WORK TO COMPLETE. Collect each line holding the string "berbagai".

(Stored entries)

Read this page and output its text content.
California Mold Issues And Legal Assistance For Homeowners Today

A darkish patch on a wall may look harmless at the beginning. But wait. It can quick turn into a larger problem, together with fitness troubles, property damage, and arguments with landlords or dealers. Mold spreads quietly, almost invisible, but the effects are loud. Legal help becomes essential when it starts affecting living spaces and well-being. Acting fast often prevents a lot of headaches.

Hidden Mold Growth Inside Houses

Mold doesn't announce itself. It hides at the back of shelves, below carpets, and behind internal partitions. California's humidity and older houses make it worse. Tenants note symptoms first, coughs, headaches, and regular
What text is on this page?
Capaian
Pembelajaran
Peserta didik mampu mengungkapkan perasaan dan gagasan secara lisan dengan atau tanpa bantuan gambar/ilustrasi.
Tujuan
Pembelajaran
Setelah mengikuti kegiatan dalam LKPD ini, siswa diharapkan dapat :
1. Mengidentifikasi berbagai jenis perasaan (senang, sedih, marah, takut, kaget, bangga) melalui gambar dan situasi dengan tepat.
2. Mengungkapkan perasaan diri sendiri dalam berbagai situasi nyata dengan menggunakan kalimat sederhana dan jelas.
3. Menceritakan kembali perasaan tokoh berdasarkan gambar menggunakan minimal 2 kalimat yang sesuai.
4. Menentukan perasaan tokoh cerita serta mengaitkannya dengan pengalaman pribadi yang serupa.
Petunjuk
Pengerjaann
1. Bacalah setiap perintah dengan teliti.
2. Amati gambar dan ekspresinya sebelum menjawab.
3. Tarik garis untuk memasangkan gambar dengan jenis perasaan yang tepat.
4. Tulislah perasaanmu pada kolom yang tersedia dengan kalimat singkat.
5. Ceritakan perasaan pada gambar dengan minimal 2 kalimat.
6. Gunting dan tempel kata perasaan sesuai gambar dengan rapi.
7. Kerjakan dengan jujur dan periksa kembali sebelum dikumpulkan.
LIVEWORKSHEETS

RESULT FOR THIS TASK.
1. Mengidentifikasi berbagai jenis perasaan (senang, sedih, marah, takut, kaget, bangga) melalui gambar dan situasi dengan tepat.
2. Mengungkapkan perasaan diri sendiri dalam berbagai situasi nyata dengan menggunakan kalimat sederhana dan jelas.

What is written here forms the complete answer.